§ Task to carry out
Show all lines that include the string "논문제목"; copy each one.

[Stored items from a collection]
──────
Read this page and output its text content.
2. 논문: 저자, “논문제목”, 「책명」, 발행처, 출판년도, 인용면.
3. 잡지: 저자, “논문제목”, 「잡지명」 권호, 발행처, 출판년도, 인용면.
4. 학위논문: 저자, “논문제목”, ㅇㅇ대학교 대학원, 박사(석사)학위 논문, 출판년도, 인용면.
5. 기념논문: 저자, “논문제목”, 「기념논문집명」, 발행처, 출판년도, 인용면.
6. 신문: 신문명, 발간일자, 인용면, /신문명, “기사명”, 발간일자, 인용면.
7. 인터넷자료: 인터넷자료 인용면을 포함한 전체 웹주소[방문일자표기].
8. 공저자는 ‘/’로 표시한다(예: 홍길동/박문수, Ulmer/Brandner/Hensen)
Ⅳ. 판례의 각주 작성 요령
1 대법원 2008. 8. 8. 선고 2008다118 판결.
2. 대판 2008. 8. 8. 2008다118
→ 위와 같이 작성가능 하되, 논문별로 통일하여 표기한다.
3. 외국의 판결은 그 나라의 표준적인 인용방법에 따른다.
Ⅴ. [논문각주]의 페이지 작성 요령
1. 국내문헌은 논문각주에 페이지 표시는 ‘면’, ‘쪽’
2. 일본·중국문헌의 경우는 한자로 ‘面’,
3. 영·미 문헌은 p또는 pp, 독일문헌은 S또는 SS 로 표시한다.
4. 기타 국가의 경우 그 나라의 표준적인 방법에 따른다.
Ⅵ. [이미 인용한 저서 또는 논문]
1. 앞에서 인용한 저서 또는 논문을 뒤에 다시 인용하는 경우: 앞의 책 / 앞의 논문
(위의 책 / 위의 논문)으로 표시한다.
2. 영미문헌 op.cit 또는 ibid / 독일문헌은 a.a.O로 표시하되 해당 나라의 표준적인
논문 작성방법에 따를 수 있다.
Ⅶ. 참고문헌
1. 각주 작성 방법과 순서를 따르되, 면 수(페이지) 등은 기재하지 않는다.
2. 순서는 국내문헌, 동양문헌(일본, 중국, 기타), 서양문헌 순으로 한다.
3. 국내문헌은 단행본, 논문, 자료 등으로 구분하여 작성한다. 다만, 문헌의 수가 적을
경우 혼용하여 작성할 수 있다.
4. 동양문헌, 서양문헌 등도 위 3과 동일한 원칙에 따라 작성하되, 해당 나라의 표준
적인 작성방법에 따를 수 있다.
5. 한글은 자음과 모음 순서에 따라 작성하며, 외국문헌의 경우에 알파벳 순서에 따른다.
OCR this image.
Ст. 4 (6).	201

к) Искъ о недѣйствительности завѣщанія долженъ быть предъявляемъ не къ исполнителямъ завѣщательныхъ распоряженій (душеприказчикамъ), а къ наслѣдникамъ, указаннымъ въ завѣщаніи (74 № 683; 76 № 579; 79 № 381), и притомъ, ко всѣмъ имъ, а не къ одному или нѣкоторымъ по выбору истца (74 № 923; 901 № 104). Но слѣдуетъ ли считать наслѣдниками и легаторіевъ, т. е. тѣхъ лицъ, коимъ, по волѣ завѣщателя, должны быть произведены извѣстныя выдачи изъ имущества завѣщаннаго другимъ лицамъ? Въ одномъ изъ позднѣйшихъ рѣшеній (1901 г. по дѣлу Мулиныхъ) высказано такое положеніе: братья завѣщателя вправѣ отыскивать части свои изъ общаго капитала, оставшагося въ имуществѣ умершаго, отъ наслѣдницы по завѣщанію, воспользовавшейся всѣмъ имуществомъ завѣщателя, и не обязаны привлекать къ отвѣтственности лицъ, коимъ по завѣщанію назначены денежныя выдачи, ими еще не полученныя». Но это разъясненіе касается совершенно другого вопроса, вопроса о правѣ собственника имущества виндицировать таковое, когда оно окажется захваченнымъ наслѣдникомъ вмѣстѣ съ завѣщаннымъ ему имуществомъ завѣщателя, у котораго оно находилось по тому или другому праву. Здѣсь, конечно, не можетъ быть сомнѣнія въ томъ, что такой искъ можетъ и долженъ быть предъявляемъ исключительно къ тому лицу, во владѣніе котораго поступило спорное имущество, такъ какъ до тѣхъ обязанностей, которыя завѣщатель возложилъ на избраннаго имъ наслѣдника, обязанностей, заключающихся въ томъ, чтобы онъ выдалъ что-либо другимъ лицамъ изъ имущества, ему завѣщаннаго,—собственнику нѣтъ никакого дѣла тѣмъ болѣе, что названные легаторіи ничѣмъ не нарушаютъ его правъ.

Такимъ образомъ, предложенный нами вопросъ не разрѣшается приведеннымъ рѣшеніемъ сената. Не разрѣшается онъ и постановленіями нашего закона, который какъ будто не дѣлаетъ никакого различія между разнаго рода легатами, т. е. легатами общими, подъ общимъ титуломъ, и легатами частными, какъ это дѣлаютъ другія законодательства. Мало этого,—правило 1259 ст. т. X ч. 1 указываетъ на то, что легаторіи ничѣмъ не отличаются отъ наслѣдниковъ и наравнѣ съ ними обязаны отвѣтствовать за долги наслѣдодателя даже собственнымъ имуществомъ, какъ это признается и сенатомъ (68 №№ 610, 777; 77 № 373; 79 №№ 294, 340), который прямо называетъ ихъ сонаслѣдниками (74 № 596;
──────
§ Exercise answer
2. 논문: 저자, “논문제목”, 「책명」, 발행처, 출판년도, 인용면.
3. 잡지: 저자, “논문제목”, 「잡지명」 권호, 발행처, 출판년도, 인용면.
4. 학위논문: 저자, “논문제목”, ㅇㅇ대학교 대학원, 박사(석사)학위 논문, 출판년도, 인용면.
5. 기념논문: 저자, “논문제목”, 「기념논문집명」, 발행처, 출판년도, 인용면.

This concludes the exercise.